Items from a figure collection:
# # #
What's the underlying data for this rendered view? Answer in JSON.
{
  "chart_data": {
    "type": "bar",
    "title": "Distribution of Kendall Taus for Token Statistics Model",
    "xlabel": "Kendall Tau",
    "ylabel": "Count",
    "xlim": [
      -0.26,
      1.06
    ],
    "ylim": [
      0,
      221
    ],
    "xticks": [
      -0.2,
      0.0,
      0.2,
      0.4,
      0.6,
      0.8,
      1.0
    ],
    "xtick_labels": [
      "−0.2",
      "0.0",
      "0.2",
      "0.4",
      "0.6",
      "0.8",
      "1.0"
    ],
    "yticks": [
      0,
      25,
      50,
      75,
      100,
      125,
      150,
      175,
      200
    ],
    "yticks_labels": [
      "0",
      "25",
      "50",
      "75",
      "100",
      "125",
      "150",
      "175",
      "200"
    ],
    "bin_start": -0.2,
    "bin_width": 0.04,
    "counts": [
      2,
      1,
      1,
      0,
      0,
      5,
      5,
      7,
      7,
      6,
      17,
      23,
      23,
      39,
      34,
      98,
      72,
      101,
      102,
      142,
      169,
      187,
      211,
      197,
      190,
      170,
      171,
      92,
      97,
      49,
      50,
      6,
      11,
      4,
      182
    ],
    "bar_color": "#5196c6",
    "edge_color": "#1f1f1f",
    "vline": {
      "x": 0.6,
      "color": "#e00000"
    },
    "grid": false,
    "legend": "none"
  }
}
# # #
● YOUR INSTRUCTIONS
Repeat the records above exactly, from the first line to the last.

● ANSWER TO THIS EXERCISE
What's the underlying data for this rendered view? Answer in JSON.
{
  "chart_data": {
    "type": "bar",
    "title": "Distribution of Kendall Taus for Token Statistics Model",
    "xlabel": "Kendall Tau",
    "ylabel": "Count",
    "xlim": [
      -0.26,
      1.06
    ],
    "ylim": [
      0,
      221
    ],
    "xticks": [
      -0.2,
      0.0,
      0.2,
      0.4,
      0.6,
      0.8,
      1.0
    ],
    "xtick_labels": [
      "−0.2",
      "0.0",
      "0.2",
      "0.4",
      "0.6",
      "0.8",
      "1.0"
    ],
    "yticks": [
      0,
      25,
      50,
      75,
      100,
      125,
      150,
      175,
      200
    ],
    "yticks_labels": [
      "0",
      "25",
      "50",
      "75",
      "100",
      "125",
      "150",
      "175",
      "200"
    ],
    "bin_start": -0.2,
    "bin_width": 0.04,
    "counts": [
      2,
      1,
      1,
      0,
      0,
      5,
      5,
      7,
      7,
      6,
      17,
      23,
      23,
      39,
      34,
      98,
      72,
      101,
      102,
      142,
      169,
      187,
      211,
      197,
      190,
      170,
      171,
      92,
      97,
      49,
      50,
      6,
      11,
      4,
      182
    ],
    "bar_color": "#5196c6",
    "edge_color": "#1f1f1f",
    "vline": {
      "x": 0.6,
      "color": "#e00000"
    },
    "grid": false,
    "legend": "none"
  }
}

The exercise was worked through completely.